> [What is needed]: Transcribe every line exactly and omit anything that is a picture.

> [Extracted data]:

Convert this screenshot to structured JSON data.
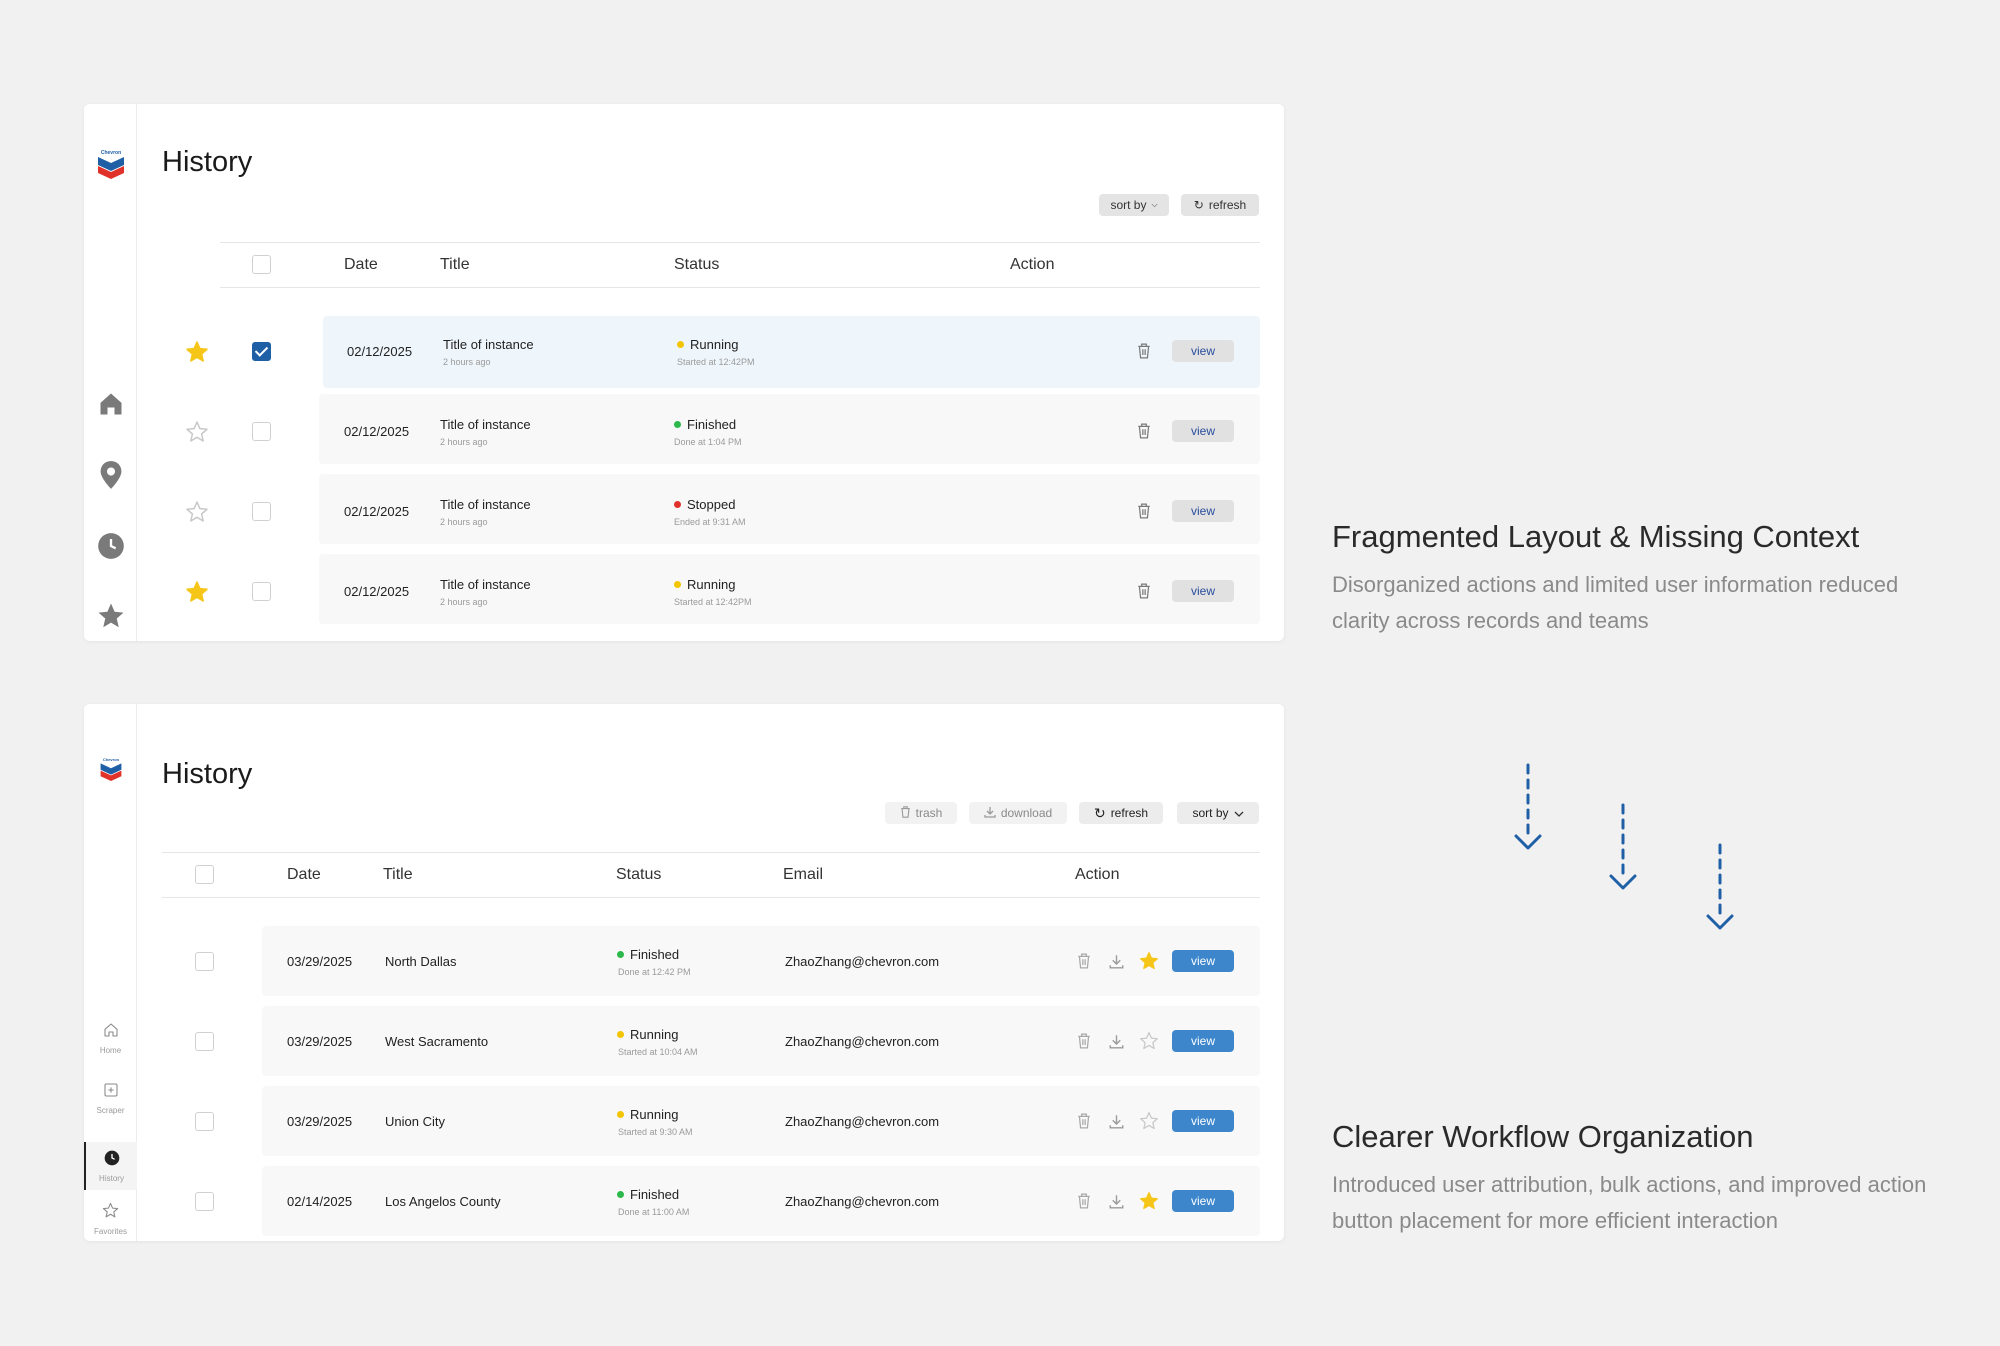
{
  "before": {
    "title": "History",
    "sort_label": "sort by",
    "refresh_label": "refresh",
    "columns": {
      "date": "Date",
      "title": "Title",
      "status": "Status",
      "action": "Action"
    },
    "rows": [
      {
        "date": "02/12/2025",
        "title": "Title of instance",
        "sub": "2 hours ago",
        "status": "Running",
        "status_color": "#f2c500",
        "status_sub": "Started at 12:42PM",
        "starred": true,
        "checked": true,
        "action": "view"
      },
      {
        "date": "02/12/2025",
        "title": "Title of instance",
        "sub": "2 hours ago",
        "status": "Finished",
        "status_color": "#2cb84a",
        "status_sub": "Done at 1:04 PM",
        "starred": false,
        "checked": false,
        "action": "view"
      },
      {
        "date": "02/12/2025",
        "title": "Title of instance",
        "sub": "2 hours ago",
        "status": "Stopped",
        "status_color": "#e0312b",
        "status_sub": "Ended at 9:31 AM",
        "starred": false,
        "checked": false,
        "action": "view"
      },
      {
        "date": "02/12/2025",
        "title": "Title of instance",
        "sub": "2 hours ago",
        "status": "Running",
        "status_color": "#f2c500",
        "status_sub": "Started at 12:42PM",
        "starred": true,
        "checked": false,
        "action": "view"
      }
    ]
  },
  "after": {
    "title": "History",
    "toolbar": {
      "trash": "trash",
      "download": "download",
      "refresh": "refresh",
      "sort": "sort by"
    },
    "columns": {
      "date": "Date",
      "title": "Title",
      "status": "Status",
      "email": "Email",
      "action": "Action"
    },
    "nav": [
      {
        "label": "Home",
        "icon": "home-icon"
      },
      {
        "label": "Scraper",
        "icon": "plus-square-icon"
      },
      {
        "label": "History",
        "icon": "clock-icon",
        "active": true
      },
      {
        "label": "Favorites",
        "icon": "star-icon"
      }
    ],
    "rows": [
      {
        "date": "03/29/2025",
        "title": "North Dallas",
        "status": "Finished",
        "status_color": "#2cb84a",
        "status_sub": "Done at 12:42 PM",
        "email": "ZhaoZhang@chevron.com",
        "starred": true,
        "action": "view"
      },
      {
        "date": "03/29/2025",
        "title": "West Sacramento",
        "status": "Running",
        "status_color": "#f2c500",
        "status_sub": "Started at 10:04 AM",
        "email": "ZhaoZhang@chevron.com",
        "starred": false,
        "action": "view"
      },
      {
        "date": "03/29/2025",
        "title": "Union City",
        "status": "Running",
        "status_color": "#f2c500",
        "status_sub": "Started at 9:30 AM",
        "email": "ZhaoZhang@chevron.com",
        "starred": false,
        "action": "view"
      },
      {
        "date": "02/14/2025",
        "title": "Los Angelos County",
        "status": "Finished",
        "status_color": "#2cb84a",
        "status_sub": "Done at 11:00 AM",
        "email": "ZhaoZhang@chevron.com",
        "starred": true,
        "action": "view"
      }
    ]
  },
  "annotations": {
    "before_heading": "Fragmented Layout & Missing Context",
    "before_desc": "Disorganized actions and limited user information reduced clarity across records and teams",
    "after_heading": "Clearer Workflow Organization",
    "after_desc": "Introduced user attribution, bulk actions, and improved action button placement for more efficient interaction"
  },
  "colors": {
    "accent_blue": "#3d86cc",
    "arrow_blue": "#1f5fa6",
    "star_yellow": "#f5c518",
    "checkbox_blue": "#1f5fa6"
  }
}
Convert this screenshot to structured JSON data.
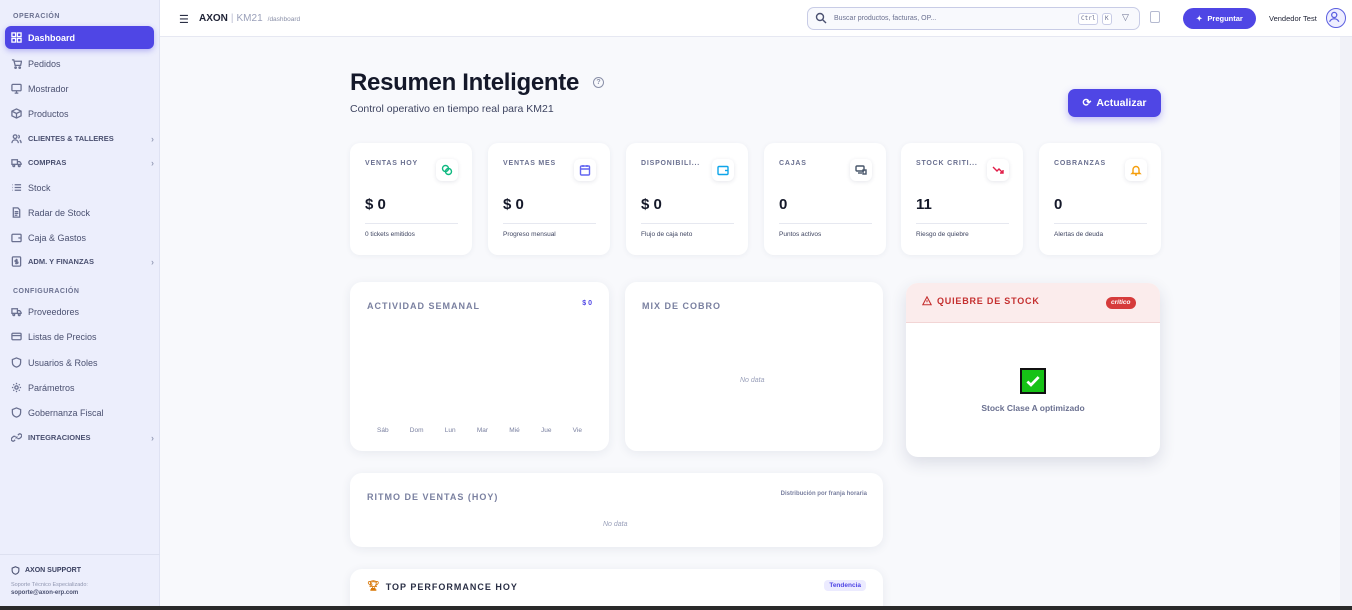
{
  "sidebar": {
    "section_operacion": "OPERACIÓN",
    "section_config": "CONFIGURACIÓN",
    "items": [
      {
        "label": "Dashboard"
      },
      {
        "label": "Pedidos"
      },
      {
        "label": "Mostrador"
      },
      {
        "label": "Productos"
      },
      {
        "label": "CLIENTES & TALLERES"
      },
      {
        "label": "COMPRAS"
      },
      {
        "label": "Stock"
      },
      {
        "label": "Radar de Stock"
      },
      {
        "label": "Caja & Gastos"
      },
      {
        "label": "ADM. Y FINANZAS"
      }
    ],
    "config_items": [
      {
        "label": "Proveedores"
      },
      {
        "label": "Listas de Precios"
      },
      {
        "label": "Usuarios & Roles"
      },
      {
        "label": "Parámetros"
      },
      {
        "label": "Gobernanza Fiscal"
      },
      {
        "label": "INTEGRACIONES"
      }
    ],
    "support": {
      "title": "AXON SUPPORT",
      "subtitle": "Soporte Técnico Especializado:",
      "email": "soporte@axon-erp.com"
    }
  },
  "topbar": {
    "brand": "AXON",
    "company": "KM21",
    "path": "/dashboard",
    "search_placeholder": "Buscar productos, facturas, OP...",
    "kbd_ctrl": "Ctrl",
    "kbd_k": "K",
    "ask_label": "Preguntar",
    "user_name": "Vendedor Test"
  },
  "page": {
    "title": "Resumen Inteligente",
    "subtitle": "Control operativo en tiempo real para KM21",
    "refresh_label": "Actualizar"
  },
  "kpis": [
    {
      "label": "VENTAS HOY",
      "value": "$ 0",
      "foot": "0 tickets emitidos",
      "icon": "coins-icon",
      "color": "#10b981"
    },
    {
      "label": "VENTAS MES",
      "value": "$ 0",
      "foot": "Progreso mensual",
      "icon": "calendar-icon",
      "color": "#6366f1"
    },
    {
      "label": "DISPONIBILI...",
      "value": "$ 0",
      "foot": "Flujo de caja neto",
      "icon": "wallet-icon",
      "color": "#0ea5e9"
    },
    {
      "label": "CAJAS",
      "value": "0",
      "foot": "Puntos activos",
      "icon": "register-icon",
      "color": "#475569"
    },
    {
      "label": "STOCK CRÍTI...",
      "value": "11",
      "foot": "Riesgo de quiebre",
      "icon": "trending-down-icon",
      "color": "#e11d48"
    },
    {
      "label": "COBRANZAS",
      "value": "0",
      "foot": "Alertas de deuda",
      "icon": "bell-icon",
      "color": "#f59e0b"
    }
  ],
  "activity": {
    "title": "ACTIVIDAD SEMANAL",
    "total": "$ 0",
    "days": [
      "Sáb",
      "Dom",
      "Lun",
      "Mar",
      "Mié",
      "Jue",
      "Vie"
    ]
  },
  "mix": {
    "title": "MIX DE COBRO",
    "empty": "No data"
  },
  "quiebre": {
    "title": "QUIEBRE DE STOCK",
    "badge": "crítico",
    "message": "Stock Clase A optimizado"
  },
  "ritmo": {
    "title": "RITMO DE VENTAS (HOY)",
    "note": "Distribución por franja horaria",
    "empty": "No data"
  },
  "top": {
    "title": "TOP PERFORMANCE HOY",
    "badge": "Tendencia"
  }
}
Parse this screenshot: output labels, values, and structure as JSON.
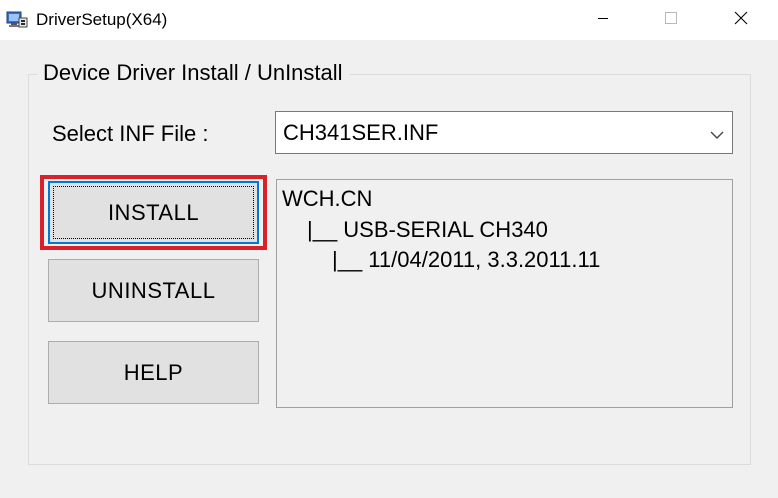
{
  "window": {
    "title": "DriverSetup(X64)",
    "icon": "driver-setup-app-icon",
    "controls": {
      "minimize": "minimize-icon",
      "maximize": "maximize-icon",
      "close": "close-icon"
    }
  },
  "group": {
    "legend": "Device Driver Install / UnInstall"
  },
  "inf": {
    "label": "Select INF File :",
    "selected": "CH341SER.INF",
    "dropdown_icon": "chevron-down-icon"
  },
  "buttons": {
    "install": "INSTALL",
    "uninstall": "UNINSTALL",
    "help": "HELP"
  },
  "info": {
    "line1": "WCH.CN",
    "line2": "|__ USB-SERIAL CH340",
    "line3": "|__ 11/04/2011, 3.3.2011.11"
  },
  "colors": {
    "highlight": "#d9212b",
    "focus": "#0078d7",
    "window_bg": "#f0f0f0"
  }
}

> [Response below]:
Convert this screenshot to structured JSON data.
{
  "before": {
    "title": "History",
    "sort_label": "sort by",
    "refresh_label": "refresh",
    "columns": {
      "date": "Date",
      "title": "Title",
      "status": "Status",
      "action": "Action"
    },
    "rows": [
      {
        "date": "02/12/2025",
        "title": "Title of instance",
        "sub": "2 hours ago",
        "status": "Running",
        "status_color": "#f2c500",
        "status_sub": "Started at 12:42PM",
        "starred": true,
        "checked": true,
        "action": "view"
      },
      {
        "date": "02/12/2025",
        "title": "Title of instance",
        "sub": "2 hours ago",
        "status": "Finished",
        "status_color": "#2cb84a",
        "status_sub": "Done at 1:04 PM",
        "starred": false,
        "checked": false,
        "action": "view"
      },
      {
        "date": "02/12/2025",
        "title": "Title of instance",
        "sub": "2 hours ago",
        "status": "Stopped",
        "status_color": "#e0312b",
        "status_sub": "Ended at 9:31 AM",
        "starred": false,
        "checked": false,
        "action": "view"
      },
      {
        "date": "02/12/2025",
        "title": "Title of instance",
        "sub": "2 hours ago",
        "status": "Running",
        "status_color": "#f2c500",
        "status_sub": "Started at 12:42PM",
        "starred": true,
        "checked": false,
        "action": "view"
      }
    ]
  },
  "after": {
    "title": "History",
    "toolbar": {
      "trash": "trash",
      "download": "download",
      "refresh": "refresh",
      "sort": "sort by"
    },
    "columns": {
      "date": "Date",
      "title": "Title",
      "status": "Status",
      "email": "Email",
      "action": "Action"
    },
    "nav": [
      {
        "label": "Home",
        "icon": "home-icon"
      },
      {
        "label": "Scraper",
        "icon": "plus-square-icon"
      },
      {
        "label": "History",
        "icon": "clock-icon",
        "active": true
      },
      {
        "label": "Favorites",
        "icon": "star-icon"
      }
    ],
    "rows": [
      {
        "date": "03/29/2025",
        "title": "North Dallas",
        "status": "Finished",
        "status_color": "#2cb84a",
        "status_sub": "Done at 12:42 PM",
        "email": "ZhaoZhang@chevron.com",
        "starred": true,
        "action": "view"
      },
      {
        "date": "03/29/2025",
        "title": "West Sacramento",
        "status": "Running",
        "status_color": "#f2c500",
        "status_sub": "Started at 10:04 AM",
        "email": "ZhaoZhang@chevron.com",
        "starred": false,
        "action": "view"
      },
      {
        "date": "03/29/2025",
        "title": "Union City",
        "status": "Running",
        "status_color": "#f2c500",
        "status_sub": "Started at 9:30 AM",
        "email": "ZhaoZhang@chevron.com",
        "starred": false,
        "action": "view"
      },
      {
        "date": "02/14/2025",
        "title": "Los Angelos County",
        "status": "Finished",
        "status_color": "#2cb84a",
        "status_sub": "Done at 11:00 AM",
        "email": "ZhaoZhang@chevron.com",
        "starred": true,
        "action": "view"
      }
    ]
  },
  "annotations": {
    "before_heading": "Fragmented Layout & Missing Context",
    "before_desc": "Disorganized actions and limited user information reduced clarity across records and teams",
    "after_heading": "Clearer Workflow Organization",
    "after_desc": "Introduced user attribution, bulk actions, and improved action button placement for more efficient interaction"
  },
  "colors": {
    "accent_blue": "#3d86cc",
    "arrow_blue": "#1f5fa6",
    "star_yellow": "#f5c518",
    "checkbox_blue": "#1f5fa6"
  }
}
Convert this screenshot to structured JSON data.
{
  "sidebar": {
    "section_operacion": "OPERACIÓN",
    "section_config": "CONFIGURACIÓN",
    "items": [
      {
        "label": "Dashboard"
      },
      {
        "label": "Pedidos"
      },
      {
        "label": "Mostrador"
      },
      {
        "label": "Productos"
      },
      {
        "label": "CLIENTES & TALLERES"
      },
      {
        "label": "COMPRAS"
      },
      {
        "label": "Stock"
      },
      {
        "label": "Radar de Stock"
      },
      {
        "label": "Caja & Gastos"
      },
      {
        "label": "ADM. Y FINANZAS"
      }
    ],
    "config_items": [
      {
        "label": "Proveedores"
      },
      {
        "label": "Listas de Precios"
      },
      {
        "label": "Usuarios & Roles"
      },
      {
        "label": "Parámetros"
      },
      {
        "label": "Gobernanza Fiscal"
      },
      {
        "label": "INTEGRACIONES"
      }
    ],
    "support": {
      "title": "AXON SUPPORT",
      "subtitle": "Soporte Técnico Especializado:",
      "email": "soporte@axon-erp.com"
    }
  },
  "topbar": {
    "brand": "AXON",
    "company": "KM21",
    "path": "/dashboard",
    "search_placeholder": "Buscar productos, facturas, OP...",
    "kbd_ctrl": "Ctrl",
    "kbd_k": "K",
    "ask_label": "Preguntar",
    "user_name": "Vendedor Test"
  },
  "page": {
    "title": "Resumen Inteligente",
    "subtitle": "Control operativo en tiempo real para KM21",
    "refresh_label": "Actualizar"
  },
  "kpis": [
    {
      "label": "VENTAS HOY",
      "value": "$ 0",
      "foot": "0 tickets emitidos",
      "icon": "coins-icon",
      "color": "#10b981"
    },
    {
      "label": "VENTAS MES",
      "value": "$ 0",
      "foot": "Progreso mensual",
      "icon": "calendar-icon",
      "color": "#6366f1"
    },
    {
      "label": "DISPONIBILI...",
      "value": "$ 0",
      "foot": "Flujo de caja neto",
      "icon": "wallet-icon",
      "color": "#0ea5e9"
    },
    {
      "label": "CAJAS",
      "value": "0",
      "foot": "Puntos activos",
      "icon": "register-icon",
      "color": "#475569"
    },
    {
      "label": "STOCK CRÍTI...",
      "value": "11",
      "foot": "Riesgo de quiebre",
      "icon": "trending-down-icon",
      "color": "#e11d48"
    },
    {
      "label": "COBRANZAS",
      "value": "0",
      "foot": "Alertas de deuda",
      "icon": "bell-icon",
      "color": "#f59e0b"
    }
  ],
  "activity": {
    "title": "ACTIVIDAD SEMANAL",
    "total": "$ 0",
    "days": [
      "Sáb",
      "Dom",
      "Lun",
      "Mar",
      "Mié",
      "Jue",
      "Vie"
    ]
  },
  "mix": {
    "title": "MIX DE COBRO",
    "empty": "No data"
  },
  "quiebre": {
    "title": "QUIEBRE DE STOCK",
    "badge": "crítico",
    "message": "Stock Clase A optimizado"
  },
  "ritmo": {
    "title": "RITMO DE VENTAS (HOY)",
    "note": "Distribución por franja horaria",
    "empty": "No data"
  },
  "top": {
    "title": "TOP PERFORMANCE HOY",
    "badge": "Tendencia"
  }
}
Parse this screenshot: output labels, values, and structure as JSON.
{
  "window": {
    "title": "DriverSetup(X64)",
    "icon": "driver-setup-app-icon",
    "controls": {
      "minimize": "minimize-icon",
      "maximize": "maximize-icon",
      "close": "close-icon"
    }
  },
  "group": {
    "legend": "Device Driver Install / UnInstall"
  },
  "inf": {
    "label": "Select INF File :",
    "selected": "CH341SER.INF",
    "dropdown_icon": "chevron-down-icon"
  },
  "buttons": {
    "install": "INSTALL",
    "uninstall": "UNINSTALL",
    "help": "HELP"
  },
  "info": {
    "line1": "WCH.CN",
    "line2": "|__ USB-SERIAL CH340",
    "line3": "|__ 11/04/2011, 3.3.2011.11"
  },
  "colors": {
    "highlight": "#d9212b",
    "focus": "#0078d7",
    "window_bg": "#f0f0f0"
  }
}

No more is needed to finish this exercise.